> _WHAT YOU NEED TO DO_
What follows is a block of records; reproduce all of it verbatim.
## start
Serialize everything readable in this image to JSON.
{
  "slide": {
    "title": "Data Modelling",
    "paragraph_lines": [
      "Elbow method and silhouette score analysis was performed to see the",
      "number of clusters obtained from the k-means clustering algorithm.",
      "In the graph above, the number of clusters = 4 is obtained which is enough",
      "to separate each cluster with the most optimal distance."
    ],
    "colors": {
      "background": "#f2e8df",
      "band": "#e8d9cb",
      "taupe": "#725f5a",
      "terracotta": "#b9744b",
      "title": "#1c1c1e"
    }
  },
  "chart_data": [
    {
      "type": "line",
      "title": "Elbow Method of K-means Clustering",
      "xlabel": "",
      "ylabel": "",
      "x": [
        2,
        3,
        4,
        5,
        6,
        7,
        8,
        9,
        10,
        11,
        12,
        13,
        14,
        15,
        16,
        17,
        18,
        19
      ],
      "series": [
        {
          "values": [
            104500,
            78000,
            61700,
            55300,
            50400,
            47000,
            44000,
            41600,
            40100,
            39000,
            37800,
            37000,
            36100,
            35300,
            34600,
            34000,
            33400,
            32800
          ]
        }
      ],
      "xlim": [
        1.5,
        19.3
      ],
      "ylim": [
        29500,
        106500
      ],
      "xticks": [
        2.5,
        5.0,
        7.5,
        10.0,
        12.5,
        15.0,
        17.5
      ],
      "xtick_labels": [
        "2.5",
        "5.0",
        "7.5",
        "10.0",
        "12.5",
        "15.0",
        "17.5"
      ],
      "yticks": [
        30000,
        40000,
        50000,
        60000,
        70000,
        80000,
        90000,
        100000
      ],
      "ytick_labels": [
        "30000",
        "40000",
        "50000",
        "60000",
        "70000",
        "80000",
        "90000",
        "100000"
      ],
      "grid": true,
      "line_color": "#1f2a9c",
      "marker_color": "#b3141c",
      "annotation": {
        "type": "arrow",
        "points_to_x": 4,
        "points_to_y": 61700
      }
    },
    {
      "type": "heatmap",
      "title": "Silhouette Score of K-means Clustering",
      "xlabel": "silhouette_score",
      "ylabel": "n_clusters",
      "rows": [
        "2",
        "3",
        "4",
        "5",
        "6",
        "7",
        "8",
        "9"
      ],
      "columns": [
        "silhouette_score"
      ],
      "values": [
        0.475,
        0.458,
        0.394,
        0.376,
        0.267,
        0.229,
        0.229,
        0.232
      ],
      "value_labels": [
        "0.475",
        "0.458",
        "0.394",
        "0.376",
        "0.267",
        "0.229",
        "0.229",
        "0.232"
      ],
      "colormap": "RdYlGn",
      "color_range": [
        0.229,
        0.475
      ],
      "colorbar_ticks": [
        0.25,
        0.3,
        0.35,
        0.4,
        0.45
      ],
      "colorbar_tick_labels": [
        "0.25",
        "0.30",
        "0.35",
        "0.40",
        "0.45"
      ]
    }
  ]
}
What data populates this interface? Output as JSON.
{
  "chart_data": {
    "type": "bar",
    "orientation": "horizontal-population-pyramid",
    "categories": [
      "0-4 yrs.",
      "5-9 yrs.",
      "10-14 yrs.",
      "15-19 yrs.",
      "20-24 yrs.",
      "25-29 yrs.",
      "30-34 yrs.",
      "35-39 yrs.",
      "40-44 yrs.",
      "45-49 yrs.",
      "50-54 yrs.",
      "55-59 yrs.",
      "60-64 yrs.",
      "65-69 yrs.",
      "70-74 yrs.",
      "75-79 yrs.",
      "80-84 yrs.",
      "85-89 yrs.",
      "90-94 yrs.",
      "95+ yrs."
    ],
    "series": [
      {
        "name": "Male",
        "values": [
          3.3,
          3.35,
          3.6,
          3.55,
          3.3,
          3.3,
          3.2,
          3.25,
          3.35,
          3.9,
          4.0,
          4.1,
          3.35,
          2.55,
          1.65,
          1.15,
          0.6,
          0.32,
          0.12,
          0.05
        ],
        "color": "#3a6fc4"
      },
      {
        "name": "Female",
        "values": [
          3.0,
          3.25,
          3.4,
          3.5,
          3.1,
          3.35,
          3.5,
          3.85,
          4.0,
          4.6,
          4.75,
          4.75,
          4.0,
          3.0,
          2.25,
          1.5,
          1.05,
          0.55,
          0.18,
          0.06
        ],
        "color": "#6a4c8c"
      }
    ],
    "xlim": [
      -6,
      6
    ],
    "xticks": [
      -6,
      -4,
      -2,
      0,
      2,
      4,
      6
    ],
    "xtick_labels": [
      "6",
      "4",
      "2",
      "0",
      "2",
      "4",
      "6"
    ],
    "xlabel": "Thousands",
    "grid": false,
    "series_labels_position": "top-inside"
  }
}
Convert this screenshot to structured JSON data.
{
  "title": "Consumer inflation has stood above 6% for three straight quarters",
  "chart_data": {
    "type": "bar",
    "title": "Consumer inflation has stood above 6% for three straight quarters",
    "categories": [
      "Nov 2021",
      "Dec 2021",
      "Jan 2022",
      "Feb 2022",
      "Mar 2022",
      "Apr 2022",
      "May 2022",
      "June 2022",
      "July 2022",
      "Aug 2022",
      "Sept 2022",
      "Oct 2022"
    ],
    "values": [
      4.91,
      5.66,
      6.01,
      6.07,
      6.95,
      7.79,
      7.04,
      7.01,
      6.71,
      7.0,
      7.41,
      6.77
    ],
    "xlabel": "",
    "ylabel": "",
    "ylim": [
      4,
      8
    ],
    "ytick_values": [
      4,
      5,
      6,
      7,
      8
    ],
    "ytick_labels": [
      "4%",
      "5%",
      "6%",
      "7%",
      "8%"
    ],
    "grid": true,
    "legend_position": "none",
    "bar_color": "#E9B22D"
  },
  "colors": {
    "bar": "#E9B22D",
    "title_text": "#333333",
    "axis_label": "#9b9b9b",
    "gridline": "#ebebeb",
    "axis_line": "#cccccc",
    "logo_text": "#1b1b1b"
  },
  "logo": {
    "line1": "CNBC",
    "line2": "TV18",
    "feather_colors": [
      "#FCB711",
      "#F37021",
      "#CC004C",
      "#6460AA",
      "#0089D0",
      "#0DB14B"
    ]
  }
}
## end
> _TASK SOLUTION_
Serialize everything readable in this image to JSON.
{
  "slide": {
    "title": "Data Modelling",
    "paragraph_lines": [
      "Elbow method and silhouette score analysis was performed to see the",
      "number of clusters obtained from the k-means clustering algorithm.",
      "In the graph above, the number of clusters = 4 is obtained which is enough",
      "to separate each cluster with the most optimal distance."
    ],
    "colors": {
      "background": "#f2e8df",
      "band": "#e8d9cb",
      "taupe": "#725f5a",
      "terracotta": "#b9744b",
      "title": "#1c1c1e"
    }
  },
  "chart_data": [
    {
      "type": "line",
      "title": "Elbow Method of K-means Clustering",
      "xlabel": "",
      "ylabel": "",
      "x": [
        2,
        3,
        4,
        5,
        6,
        7,
        8,
        9,
        10,
        11,
        12,
        13,
        14,
        15,
        16,
        17,
        18,
        19
      ],
      "series": [
        {
          "values": [
            104500,
            78000,
            61700,
            55300,
            50400,
            47000,
            44000,
            41600,
            40100,
            39000,
            37800,
            37000,
            36100,
            35300,
            34600,
            34000,
            33400,
            32800
          ]
        }
      ],
      "xlim": [
        1.5,
        19.3
      ],
      "ylim": [
        29500,
        106500
      ],
      "xticks": [
        2.5,
        5.0,
        7.5,
        10.0,
        12.5,
        15.0,
        17.5
      ],
      "xtick_labels": [
        "2.5",
        "5.0",
        "7.5",
        "10.0",
        "12.5",
        "15.0",
        "17.5"
      ],
      "yticks": [
        30000,
        40000,
        50000,
        60000,
        70000,
        80000,
        90000,
        100000
      ],
      "ytick_labels": [
        "30000",
        "40000",
        "50000",
        "60000",
        "70000",
        "80000",
        "90000",
        "100000"
      ],
      "grid": true,
      "line_color": "#1f2a9c",
      "marker_color": "#b3141c",
      "annotation": {
        "type": "arrow",
        "points_to_x": 4,
        "points_to_y": 61700
      }
    },
    {
      "type": "heatmap",
      "title": "Silhouette Score of K-means Clustering",
      "xlabel": "silhouette_score",
      "ylabel": "n_clusters",
      "rows": [
        "2",
        "3",
        "4",
        "5",
        "6",
        "7",
        "8",
        "9"
      ],
      "columns": [
        "silhouette_score"
      ],
      "values": [
        0.475,
        0.458,
        0.394,
        0.376,
        0.267,
        0.229,
        0.229,
        0.232
      ],
      "value_labels": [
        "0.475",
        "0.458",
        "0.394",
        "0.376",
        "0.267",
        "0.229",
        "0.229",
        "0.232"
      ],
      "colormap": "RdYlGn",
      "color_range": [
        0.229,
        0.475
      ],
      "colorbar_ticks": [
        0.25,
        0.3,
        0.35,
        0.4,
        0.45
      ],
      "colorbar_tick_labels": [
        "0.25",
        "0.30",
        "0.35",
        "0.40",
        "0.45"
      ]
    }
  ]
}
What data populates this interface? Output as JSON.
{
  "chart_data": {
    "type": "bar",
    "orientation": "horizontal-population-pyramid",
    "categories": [
      "0-4 yrs.",
      "5-9 yrs.",
      "10-14 yrs.",
      "15-19 yrs.",
      "20-24 yrs.",
      "25-29 yrs.",
      "30-34 yrs.",
      "35-39 yrs.",
      "40-44 yrs.",
      "45-49 yrs.",
      "50-54 yrs.",
      "55-59 yrs.",
      "60-64 yrs.",
      "65-69 yrs.",
      "70-74 yrs.",
      "75-79 yrs.",
      "80-84 yrs.",
      "85-89 yrs.",
      "90-94 yrs.",
      "95+ yrs."
    ],
    "series": [
      {
        "name": "Male",
        "values": [
          3.3,
          3.35,
          3.6,
          3.55,
          3.3,
          3.3,
          3.2,
          3.25,
          3.35,
          3.9,
          4.0,
          4.1,
          3.35,
          2.55,
          1.65,
          1.15,
          0.6,
          0.32,
          0.12,
          0.05
        ],
        "color": "#3a6fc4"
      },
      {
        "name": "Female",
        "values": [
          3.0,
          3.25,
          3.4,
          3.5,
          3.1,
          3.35,
          3.5,
          3.85,
          4.0,
          4.6,
          4.75,
          4.75,
          4.0,
          3.0,
          2.25,
          1.5,
          1.05,
          0.55,
          0.18,
          0.06
        ],
        "color": "#6a4c8c"
      }
    ],
    "xlim": [
      -6,
      6
    ],
    "xticks": [
      -6,
      -4,
      -2,
      0,
      2,
      4,
      6
    ],
    "xtick_labels": [
      "6",
      "4",
      "2",
      "0",
      "2",
      "4",
      "6"
    ],
    "xlabel": "Thousands",
    "grid": false,
    "series_labels_position": "top-inside"
  }
}
Convert this screenshot to structured JSON data.
{
  "title": "Consumer inflation has stood above 6% for three straight quarters",
  "chart_data": {
    "type": "bar",
    "title": "Consumer inflation has stood above 6% for three straight quarters",
    "categories": [
      "Nov 2021",
      "Dec 2021",
      "Jan 2022",
      "Feb 2022",
      "Mar 2022",
      "Apr 2022",
      "May 2022",
      "June 2022",
      "July 2022",
      "Aug 2022",
      "Sept 2022",
      "Oct 2022"
    ],
    "values": [
      4.91,
      5.66,
      6.01,
      6.07,
      6.95,
      7.79,
      7.04,
      7.01,
      6.71,
      7.0,
      7.41,
      6.77
    ],
    "xlabel": "",
    "ylabel": "",
    "ylim": [
      4,
      8
    ],
    "ytick_values": [
      4,
      5,
      6,
      7,
      8
    ],
    "ytick_labels": [
      "4%",
      "5%",
      "6%",
      "7%",
      "8%"
    ],
    "grid": true,
    "legend_position": "none",
    "bar_color": "#E9B22D"
  },
  "colors": {
    "bar": "#E9B22D",
    "title_text": "#333333",
    "axis_label": "#9b9b9b",
    "gridline": "#ebebeb",
    "axis_line": "#cccccc",
    "logo_text": "#1b1b1b"
  },
  "logo": {
    "line1": "CNBC",
    "line2": "TV18",
    "feather_colors": [
      "#FCB711",
      "#F37021",
      "#CC004C",
      "#6460AA",
      "#0089D0",
      "#0DB14B"
    ]
  }
}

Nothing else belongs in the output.